[Data items]
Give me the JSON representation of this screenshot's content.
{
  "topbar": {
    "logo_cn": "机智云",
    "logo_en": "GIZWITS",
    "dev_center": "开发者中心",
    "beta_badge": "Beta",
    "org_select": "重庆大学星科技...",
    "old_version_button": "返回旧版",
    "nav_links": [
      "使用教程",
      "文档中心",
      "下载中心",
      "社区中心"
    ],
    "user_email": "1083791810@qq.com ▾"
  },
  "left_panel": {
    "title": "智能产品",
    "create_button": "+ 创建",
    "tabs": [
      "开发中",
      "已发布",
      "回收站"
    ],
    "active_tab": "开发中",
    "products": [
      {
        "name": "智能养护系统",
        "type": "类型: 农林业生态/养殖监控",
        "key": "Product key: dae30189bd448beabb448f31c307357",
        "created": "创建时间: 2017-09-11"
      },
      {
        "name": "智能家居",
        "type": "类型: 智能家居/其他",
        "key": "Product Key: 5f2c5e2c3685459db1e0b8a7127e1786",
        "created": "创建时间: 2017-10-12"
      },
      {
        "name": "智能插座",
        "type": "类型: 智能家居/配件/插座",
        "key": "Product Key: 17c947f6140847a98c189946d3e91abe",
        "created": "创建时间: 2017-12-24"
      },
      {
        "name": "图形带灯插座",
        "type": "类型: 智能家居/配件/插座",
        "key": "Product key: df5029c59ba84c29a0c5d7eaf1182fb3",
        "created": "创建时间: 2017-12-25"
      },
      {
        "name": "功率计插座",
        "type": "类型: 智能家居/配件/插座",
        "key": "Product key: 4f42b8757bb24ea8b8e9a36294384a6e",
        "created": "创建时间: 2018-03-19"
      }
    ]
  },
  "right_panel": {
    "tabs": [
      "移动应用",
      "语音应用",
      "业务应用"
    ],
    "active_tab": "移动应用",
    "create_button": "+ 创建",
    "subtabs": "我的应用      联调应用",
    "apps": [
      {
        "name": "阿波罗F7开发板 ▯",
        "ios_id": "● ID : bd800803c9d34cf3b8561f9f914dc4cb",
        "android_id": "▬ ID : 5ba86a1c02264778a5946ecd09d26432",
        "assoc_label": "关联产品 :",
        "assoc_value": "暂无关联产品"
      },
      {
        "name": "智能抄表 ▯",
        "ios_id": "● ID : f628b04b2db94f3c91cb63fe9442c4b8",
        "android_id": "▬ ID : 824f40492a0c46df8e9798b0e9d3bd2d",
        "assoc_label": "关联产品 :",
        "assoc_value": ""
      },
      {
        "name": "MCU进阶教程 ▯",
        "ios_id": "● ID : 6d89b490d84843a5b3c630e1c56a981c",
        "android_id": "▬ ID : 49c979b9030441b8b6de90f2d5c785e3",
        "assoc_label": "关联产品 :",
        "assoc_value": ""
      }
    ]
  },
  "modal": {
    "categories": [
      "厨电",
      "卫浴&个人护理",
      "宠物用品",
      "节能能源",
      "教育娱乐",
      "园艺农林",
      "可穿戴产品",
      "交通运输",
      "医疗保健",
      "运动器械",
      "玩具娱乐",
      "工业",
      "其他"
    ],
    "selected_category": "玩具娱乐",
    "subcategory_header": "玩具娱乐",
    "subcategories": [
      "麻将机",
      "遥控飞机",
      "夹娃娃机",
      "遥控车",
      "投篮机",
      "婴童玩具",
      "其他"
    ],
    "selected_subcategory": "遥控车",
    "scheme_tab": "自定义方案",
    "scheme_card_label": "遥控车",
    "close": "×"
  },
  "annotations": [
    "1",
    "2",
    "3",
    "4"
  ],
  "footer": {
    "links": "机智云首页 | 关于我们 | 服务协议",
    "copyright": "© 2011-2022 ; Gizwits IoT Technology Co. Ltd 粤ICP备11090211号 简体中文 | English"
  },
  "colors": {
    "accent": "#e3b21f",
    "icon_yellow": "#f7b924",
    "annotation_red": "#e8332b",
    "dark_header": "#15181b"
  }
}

---

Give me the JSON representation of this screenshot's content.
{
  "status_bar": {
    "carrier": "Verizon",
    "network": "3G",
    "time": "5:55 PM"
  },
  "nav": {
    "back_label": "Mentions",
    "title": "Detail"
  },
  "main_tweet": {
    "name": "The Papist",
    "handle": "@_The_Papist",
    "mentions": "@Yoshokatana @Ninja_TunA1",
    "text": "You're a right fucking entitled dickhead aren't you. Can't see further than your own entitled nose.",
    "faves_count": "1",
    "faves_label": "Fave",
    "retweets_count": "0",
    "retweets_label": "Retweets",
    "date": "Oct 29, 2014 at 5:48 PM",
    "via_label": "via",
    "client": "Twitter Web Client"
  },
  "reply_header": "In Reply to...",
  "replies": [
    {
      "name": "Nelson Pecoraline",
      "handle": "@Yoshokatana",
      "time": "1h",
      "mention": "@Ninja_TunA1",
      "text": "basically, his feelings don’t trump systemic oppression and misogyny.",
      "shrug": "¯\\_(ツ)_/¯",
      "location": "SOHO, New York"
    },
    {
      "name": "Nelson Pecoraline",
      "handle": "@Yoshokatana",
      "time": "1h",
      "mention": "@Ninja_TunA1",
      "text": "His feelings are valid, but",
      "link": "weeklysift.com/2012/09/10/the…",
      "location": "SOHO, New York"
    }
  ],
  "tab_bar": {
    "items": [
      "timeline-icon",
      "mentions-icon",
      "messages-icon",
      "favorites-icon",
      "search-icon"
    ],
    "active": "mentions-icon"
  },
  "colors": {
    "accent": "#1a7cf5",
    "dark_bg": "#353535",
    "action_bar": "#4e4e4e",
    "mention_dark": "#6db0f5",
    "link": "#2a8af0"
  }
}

==

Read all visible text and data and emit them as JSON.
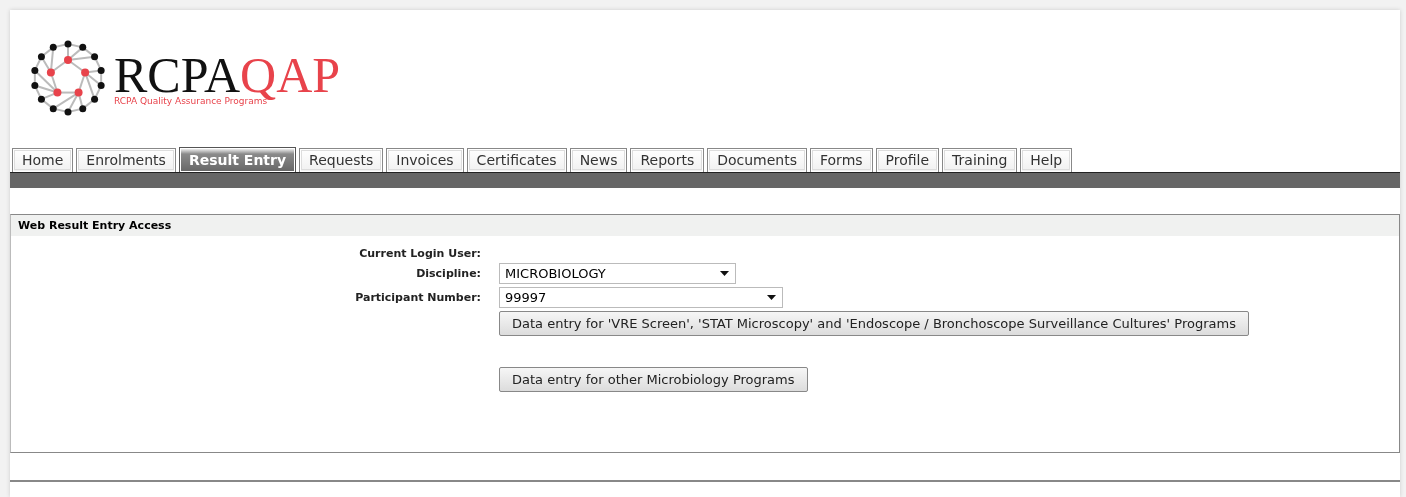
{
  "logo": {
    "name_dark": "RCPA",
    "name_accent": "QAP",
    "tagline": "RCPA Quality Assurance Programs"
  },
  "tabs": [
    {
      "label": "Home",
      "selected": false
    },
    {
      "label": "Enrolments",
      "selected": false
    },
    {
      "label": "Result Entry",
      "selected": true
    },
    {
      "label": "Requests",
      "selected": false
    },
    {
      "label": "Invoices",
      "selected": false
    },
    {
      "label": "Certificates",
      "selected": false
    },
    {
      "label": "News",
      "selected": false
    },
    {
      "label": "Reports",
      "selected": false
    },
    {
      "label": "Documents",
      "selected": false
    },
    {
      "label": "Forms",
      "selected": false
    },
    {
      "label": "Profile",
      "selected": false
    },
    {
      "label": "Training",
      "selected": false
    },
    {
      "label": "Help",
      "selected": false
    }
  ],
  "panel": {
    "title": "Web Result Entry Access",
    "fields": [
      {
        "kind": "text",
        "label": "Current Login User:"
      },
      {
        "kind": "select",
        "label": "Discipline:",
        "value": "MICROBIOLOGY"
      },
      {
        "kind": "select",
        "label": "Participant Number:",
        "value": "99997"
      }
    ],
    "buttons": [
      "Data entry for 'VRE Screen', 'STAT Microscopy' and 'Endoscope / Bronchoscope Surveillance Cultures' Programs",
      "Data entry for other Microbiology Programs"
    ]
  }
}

- [Your objective]
Review the preceding data and report every line that includes the string "Result".

- [Response for this exercise]
      "label": "Result Entry",
    "title": "Web Result Entry Access",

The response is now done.